— Data in this exercise —
▼

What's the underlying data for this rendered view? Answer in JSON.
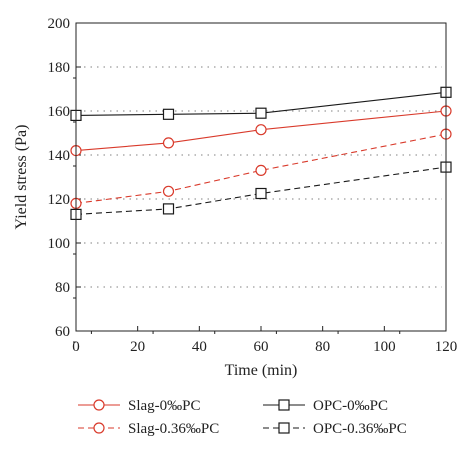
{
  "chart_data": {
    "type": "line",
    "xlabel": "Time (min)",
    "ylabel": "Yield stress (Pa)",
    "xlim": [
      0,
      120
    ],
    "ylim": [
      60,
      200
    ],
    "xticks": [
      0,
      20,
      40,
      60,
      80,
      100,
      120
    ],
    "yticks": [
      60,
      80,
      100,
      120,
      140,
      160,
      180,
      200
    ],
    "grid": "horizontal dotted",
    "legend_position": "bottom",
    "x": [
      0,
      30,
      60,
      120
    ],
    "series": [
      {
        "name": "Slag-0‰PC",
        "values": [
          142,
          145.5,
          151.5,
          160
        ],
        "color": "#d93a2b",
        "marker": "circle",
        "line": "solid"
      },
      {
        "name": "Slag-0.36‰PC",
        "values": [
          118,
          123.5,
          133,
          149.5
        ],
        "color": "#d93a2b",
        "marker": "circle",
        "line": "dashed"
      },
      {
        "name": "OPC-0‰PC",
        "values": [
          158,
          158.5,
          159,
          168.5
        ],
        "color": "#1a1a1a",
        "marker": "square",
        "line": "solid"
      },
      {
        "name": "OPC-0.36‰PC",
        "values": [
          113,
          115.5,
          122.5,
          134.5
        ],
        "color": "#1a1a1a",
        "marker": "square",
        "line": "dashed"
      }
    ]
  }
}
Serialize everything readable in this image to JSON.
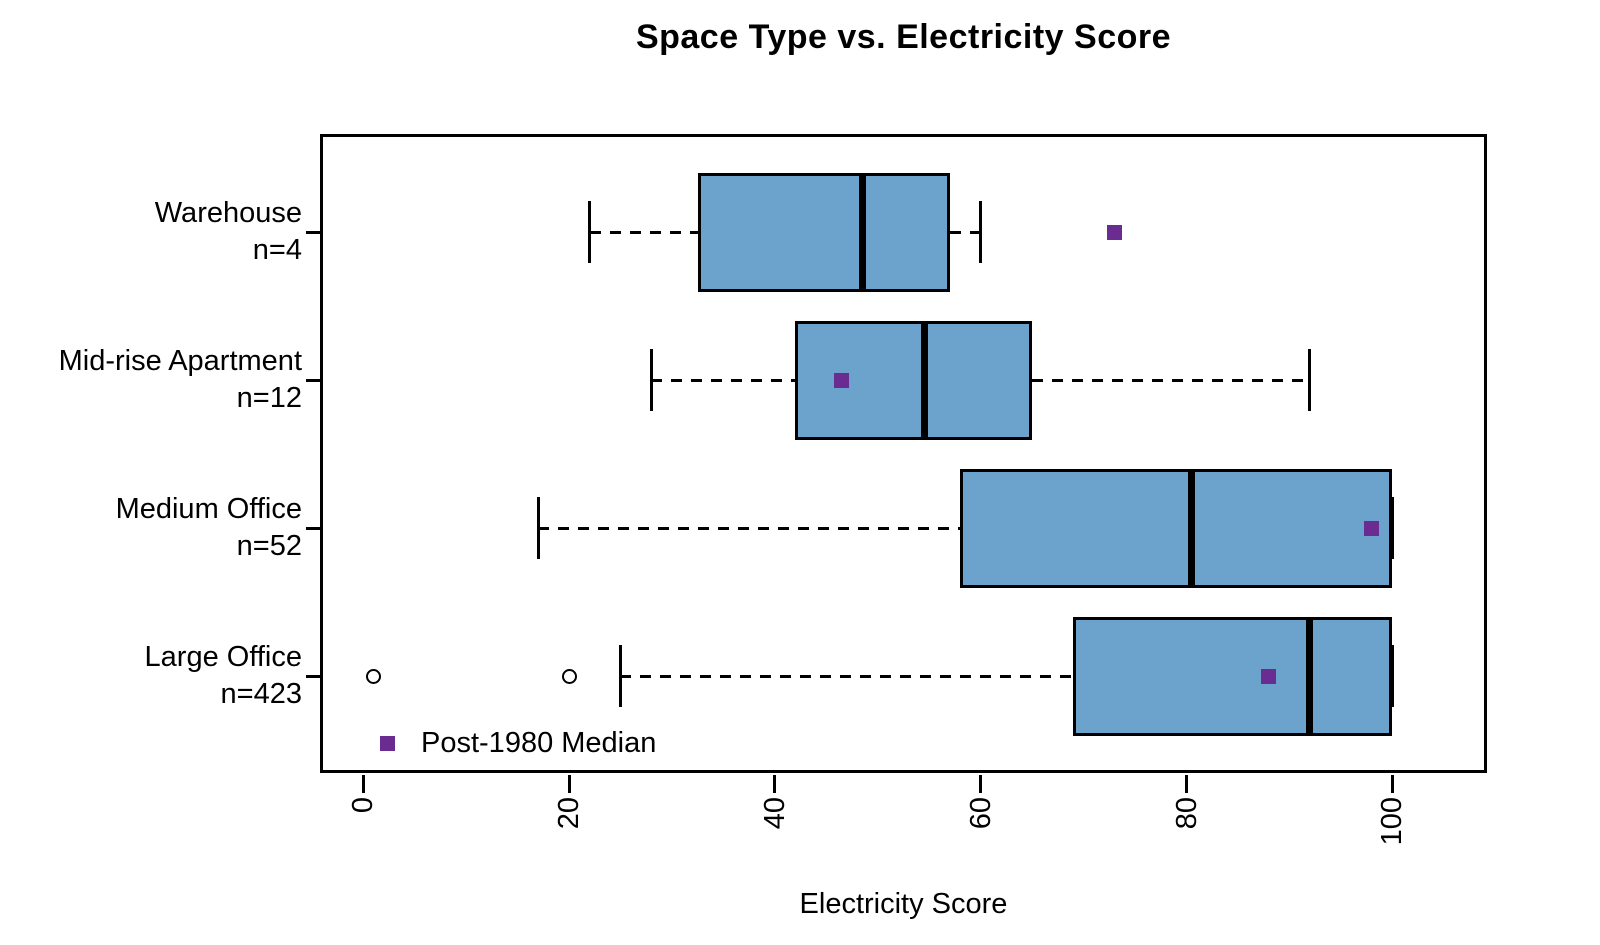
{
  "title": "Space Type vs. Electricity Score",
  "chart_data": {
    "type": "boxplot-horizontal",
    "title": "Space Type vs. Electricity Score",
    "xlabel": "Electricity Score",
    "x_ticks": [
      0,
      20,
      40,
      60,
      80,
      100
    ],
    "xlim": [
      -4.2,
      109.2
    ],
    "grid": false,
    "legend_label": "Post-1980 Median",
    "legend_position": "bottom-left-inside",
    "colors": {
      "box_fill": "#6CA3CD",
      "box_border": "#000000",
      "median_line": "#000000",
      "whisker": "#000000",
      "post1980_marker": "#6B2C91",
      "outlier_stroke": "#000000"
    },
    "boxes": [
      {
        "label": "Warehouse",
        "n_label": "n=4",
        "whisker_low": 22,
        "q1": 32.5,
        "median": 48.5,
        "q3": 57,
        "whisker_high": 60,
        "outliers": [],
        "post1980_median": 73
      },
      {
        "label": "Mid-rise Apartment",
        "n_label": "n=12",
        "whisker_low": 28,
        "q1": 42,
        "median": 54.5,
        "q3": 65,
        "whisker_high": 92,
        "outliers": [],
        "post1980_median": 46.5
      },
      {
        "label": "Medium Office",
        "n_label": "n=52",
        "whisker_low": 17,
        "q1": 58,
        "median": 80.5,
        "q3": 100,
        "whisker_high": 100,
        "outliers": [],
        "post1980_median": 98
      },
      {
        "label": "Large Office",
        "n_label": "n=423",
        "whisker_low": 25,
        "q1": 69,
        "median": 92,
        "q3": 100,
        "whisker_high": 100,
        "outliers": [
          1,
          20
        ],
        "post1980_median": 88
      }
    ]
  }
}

▲
▼

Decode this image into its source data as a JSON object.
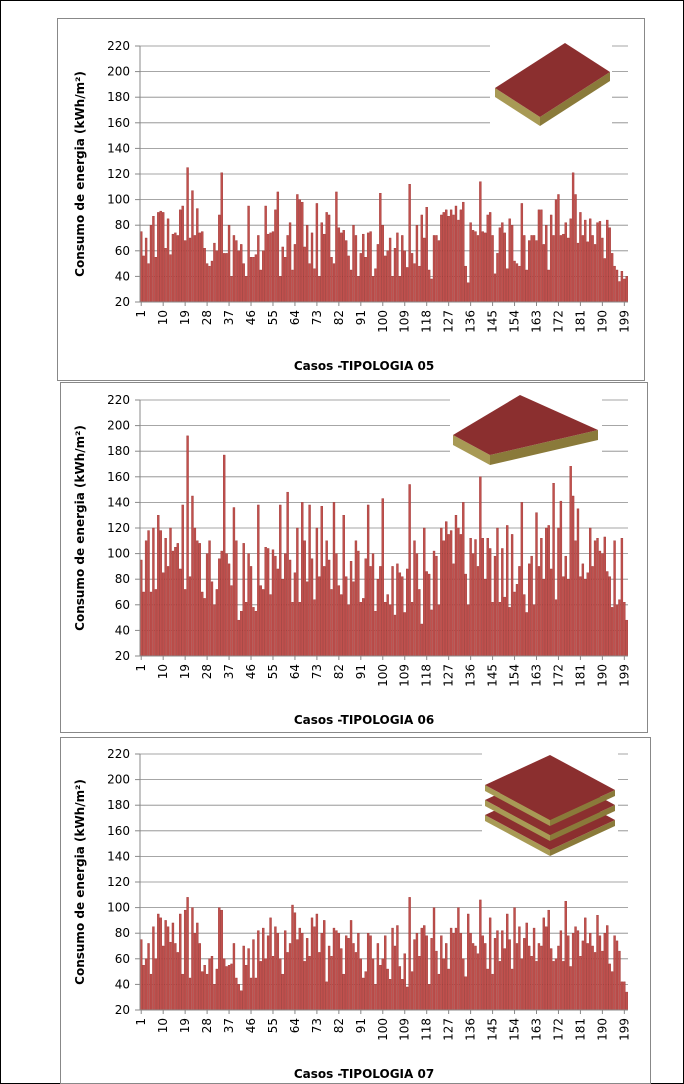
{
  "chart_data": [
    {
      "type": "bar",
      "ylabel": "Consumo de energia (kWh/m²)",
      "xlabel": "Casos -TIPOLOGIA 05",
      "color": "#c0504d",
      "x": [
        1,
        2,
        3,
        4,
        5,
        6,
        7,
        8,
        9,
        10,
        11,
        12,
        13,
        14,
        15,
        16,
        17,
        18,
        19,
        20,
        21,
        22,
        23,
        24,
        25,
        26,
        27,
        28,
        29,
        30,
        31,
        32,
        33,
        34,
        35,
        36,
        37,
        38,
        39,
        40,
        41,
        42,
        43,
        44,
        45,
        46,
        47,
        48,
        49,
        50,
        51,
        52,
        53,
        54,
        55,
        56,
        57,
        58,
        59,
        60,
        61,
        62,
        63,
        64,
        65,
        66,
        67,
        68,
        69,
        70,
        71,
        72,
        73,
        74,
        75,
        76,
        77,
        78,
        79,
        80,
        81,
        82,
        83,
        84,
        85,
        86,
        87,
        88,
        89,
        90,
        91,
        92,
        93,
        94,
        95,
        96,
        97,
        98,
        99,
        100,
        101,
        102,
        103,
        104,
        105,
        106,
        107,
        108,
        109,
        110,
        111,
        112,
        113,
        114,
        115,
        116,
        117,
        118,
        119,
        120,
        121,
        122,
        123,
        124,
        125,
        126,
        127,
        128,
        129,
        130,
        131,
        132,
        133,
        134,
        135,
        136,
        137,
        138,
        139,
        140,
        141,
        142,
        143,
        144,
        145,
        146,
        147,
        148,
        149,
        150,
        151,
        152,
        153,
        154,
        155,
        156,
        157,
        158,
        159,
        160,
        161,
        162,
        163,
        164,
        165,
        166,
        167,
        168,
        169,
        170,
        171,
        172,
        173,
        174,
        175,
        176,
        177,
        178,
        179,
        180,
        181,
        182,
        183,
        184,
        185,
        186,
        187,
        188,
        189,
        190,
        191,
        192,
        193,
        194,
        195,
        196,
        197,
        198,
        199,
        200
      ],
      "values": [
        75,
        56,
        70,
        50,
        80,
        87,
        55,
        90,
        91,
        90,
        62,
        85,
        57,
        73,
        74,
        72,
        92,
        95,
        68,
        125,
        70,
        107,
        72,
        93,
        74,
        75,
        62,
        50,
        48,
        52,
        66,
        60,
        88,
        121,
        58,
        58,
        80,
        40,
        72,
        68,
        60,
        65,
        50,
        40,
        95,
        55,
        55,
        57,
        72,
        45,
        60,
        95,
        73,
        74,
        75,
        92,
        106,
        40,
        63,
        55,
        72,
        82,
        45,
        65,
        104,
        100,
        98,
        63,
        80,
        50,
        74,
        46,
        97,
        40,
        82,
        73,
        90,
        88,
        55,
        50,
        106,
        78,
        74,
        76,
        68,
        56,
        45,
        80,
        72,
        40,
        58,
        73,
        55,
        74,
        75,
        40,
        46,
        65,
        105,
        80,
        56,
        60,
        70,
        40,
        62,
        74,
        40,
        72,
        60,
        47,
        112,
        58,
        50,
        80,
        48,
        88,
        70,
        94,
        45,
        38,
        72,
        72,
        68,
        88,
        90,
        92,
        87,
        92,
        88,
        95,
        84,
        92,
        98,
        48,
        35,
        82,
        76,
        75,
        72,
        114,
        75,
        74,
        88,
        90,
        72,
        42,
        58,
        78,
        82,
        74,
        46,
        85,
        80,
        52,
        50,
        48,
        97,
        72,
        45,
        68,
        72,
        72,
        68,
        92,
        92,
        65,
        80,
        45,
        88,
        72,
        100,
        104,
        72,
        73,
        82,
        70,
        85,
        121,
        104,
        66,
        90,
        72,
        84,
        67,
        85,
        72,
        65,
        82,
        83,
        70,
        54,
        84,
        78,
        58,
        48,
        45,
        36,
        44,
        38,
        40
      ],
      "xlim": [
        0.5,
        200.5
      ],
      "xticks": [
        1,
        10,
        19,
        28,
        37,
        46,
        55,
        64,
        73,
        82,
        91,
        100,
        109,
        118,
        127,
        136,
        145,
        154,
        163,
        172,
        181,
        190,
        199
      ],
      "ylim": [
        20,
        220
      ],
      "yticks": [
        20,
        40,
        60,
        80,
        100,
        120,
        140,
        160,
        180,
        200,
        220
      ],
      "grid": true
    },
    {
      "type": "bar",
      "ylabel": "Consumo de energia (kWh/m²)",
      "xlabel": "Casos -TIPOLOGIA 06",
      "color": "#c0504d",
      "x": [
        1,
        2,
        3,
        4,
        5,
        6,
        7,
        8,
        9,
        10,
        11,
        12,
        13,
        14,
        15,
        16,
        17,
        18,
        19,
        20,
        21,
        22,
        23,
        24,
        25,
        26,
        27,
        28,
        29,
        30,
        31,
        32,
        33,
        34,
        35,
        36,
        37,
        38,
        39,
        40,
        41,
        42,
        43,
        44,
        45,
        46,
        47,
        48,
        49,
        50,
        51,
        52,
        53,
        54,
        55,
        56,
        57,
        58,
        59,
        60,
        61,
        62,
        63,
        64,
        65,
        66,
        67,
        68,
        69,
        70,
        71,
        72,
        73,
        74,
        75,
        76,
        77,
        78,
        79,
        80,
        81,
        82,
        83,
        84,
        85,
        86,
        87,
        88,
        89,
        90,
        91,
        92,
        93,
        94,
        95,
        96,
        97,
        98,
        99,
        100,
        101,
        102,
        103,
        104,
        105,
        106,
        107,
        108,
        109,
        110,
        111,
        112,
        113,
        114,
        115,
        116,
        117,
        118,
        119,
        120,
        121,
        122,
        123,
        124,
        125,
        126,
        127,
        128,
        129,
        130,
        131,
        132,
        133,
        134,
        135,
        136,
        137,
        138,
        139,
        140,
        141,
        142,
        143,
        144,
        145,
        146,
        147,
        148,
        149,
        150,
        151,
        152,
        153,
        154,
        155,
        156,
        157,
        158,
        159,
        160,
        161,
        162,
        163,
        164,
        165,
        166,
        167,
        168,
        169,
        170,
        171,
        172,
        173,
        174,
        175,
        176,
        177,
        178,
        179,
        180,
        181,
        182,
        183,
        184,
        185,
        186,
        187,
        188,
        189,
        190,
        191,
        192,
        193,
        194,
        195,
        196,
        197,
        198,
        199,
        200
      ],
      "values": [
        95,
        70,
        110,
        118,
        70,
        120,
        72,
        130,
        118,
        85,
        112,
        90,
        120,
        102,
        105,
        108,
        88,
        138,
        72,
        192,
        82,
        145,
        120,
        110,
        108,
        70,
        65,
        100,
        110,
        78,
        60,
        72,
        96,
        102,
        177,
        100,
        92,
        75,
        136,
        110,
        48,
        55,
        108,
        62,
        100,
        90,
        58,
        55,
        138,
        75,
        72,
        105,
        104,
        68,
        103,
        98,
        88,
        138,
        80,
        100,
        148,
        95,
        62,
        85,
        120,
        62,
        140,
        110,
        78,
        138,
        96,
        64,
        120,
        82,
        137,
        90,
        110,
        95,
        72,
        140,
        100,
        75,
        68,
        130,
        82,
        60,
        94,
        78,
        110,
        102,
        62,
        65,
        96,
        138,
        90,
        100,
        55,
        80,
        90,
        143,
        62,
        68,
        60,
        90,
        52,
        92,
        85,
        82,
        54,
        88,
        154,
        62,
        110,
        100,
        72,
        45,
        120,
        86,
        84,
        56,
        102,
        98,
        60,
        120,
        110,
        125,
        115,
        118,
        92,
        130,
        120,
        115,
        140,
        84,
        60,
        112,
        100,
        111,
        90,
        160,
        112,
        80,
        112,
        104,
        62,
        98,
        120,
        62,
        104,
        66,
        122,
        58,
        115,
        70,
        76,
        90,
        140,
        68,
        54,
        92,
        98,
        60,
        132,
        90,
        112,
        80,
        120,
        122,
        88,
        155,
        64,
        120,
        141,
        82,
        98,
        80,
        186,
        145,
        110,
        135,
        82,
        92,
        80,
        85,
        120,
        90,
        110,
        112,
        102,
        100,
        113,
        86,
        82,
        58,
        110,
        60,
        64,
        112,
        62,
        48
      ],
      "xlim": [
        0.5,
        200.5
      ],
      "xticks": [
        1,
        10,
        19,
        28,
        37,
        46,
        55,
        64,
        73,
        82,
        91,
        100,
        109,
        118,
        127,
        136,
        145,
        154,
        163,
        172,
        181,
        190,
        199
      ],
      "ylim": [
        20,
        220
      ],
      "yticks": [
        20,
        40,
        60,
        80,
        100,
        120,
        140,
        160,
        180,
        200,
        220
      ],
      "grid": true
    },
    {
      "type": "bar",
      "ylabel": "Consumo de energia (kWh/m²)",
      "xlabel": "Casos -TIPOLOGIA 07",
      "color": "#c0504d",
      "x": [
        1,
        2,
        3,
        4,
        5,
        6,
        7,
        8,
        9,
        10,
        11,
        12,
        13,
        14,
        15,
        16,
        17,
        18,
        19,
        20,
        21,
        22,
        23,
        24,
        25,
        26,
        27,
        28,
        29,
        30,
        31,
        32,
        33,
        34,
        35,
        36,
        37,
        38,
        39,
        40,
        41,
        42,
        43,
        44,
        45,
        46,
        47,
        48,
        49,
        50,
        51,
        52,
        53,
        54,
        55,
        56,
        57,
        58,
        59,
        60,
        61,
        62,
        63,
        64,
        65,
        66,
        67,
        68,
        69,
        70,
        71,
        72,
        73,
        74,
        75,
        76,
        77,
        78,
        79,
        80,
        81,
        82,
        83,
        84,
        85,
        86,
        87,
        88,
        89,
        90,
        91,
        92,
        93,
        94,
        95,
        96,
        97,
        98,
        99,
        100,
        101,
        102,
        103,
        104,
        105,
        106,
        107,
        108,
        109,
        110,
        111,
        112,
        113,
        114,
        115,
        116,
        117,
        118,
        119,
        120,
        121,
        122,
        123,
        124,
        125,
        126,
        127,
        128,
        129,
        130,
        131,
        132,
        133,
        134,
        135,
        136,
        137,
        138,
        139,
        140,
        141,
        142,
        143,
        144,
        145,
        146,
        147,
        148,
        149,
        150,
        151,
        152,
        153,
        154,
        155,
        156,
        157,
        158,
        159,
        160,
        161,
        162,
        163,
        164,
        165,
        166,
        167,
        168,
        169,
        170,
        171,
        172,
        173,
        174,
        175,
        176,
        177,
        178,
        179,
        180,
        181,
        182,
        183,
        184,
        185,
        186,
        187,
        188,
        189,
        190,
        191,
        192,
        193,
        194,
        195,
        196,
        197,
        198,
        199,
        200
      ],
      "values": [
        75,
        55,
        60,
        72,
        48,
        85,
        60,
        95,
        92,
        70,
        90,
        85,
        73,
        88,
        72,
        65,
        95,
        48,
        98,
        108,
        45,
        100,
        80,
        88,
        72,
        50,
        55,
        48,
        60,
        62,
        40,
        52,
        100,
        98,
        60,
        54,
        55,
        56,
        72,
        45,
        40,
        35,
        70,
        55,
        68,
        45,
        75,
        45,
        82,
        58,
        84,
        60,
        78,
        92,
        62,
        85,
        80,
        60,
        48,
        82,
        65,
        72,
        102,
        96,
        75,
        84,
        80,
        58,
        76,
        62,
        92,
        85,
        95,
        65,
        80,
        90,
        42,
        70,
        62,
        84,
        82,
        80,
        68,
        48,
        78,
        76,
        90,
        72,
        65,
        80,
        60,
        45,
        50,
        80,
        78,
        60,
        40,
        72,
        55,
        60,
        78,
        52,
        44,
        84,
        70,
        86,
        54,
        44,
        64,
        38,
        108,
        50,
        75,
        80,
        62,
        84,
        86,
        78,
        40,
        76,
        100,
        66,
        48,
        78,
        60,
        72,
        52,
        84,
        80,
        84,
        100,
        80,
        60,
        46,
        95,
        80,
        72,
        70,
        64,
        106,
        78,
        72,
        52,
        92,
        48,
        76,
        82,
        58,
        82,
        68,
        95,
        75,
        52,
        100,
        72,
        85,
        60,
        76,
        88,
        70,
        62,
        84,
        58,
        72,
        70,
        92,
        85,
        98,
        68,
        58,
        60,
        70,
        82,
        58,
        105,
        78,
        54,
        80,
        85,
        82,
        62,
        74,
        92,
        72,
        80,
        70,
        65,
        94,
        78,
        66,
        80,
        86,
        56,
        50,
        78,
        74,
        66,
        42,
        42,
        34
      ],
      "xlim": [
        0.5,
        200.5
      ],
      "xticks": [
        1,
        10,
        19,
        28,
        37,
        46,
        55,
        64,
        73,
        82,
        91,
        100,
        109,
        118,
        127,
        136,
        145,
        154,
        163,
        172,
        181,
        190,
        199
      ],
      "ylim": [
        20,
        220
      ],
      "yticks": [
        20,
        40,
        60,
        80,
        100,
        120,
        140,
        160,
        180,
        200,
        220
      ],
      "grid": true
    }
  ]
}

▲

In the entries above, find every line with the word "name" and list it.

        "name": "Slag-0‰PC",
        "name": "Slag-0.36‰PC",
        "name": "OPC-0‰PC",
        "name": "OPC-0.36‰PC",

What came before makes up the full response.